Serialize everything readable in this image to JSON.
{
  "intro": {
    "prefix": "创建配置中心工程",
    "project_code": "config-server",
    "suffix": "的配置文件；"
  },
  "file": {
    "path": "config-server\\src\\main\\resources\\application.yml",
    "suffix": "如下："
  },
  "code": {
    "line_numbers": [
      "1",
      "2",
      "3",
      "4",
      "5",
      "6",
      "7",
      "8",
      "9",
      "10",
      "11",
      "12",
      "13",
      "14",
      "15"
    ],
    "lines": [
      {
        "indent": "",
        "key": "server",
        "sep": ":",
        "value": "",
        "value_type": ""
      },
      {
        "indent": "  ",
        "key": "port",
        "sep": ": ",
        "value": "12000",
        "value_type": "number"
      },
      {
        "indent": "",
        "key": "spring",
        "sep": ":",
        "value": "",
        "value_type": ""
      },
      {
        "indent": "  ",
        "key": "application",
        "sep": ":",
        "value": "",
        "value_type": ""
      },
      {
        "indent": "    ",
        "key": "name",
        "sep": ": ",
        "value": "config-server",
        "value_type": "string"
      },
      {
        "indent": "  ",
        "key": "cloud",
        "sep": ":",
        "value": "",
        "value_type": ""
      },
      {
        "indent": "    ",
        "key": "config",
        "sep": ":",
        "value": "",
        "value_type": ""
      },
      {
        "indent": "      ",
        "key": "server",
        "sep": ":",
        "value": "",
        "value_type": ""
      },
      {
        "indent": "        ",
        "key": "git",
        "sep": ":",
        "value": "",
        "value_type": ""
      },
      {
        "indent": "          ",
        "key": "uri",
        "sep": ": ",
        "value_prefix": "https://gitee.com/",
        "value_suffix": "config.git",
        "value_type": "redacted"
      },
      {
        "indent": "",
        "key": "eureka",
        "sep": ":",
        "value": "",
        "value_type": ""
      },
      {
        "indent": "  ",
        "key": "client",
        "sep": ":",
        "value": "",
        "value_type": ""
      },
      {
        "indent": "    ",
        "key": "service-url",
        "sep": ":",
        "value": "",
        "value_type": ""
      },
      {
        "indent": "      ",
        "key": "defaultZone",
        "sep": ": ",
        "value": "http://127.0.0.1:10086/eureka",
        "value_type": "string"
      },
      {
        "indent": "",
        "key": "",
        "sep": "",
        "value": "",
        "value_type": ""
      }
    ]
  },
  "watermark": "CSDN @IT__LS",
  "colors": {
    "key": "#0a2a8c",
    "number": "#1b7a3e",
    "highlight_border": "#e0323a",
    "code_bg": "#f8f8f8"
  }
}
=====
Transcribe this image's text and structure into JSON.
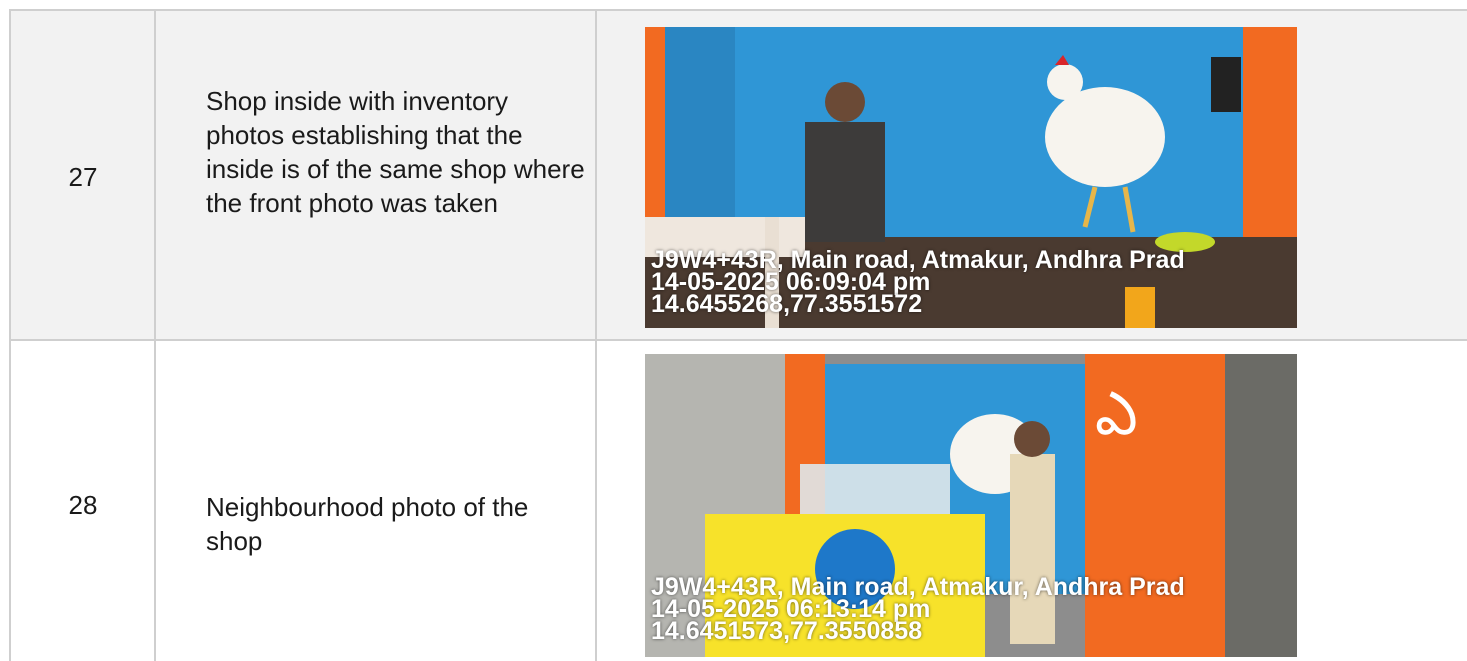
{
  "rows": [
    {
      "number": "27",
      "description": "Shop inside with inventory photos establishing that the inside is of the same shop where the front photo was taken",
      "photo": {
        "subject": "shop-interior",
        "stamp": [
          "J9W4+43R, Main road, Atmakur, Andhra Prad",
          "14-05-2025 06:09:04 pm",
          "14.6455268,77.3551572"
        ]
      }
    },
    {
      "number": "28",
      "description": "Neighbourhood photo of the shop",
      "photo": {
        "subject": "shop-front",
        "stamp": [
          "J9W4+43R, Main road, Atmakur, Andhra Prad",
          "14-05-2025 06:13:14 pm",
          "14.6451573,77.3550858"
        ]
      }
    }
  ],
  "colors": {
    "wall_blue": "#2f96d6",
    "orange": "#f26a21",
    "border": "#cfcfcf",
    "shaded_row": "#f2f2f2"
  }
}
=====
▶ **THE REQUEST**:
Every line of the listing that holds "JSON" is to be counted; give only the resulting number.

▶ **OUTPUT FOR THIS TASK**:
2